EXERCISE INSTRUCTIONS >> Collect every line of the records below that contains the word "Width".
>> START DATA SHOWN
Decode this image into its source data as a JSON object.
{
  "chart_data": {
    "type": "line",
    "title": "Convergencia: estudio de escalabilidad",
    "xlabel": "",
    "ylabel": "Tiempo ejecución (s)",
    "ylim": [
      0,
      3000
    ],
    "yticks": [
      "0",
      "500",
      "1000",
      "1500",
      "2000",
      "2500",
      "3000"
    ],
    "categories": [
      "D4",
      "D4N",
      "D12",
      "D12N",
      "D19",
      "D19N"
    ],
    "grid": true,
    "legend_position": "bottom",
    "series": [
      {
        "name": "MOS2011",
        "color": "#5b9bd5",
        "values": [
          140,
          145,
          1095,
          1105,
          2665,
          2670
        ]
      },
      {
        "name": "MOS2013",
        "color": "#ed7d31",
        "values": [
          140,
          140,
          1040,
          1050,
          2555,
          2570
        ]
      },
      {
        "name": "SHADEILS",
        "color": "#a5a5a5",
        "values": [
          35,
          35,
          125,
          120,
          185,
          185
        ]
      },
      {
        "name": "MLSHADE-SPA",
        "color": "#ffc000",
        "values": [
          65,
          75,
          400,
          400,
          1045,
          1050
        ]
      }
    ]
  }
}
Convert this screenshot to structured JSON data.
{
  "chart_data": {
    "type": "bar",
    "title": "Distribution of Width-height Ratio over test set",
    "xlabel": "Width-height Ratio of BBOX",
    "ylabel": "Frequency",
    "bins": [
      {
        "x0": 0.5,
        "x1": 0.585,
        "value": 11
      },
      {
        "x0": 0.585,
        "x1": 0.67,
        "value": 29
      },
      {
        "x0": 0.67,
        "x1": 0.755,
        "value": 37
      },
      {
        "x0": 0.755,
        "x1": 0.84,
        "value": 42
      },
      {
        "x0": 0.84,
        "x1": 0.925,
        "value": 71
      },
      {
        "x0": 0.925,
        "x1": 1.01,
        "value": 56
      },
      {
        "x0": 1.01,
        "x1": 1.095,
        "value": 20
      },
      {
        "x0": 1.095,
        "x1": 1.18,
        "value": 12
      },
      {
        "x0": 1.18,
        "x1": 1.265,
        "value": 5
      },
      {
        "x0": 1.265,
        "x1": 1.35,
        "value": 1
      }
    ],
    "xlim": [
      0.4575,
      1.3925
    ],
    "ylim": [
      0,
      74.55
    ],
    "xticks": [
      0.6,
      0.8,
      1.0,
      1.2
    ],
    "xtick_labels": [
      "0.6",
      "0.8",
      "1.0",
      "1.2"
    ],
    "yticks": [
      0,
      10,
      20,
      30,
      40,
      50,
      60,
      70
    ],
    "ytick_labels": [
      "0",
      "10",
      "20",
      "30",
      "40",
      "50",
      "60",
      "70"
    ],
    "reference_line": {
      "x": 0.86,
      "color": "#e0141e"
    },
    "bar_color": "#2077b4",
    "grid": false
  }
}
>> END DATA SHOWN
ANSWER TO THE EXERCISE >>
    "title": "Distribution of Width-height Ratio over test set",
    "xlabel": "Width-height Ratio of BBOX",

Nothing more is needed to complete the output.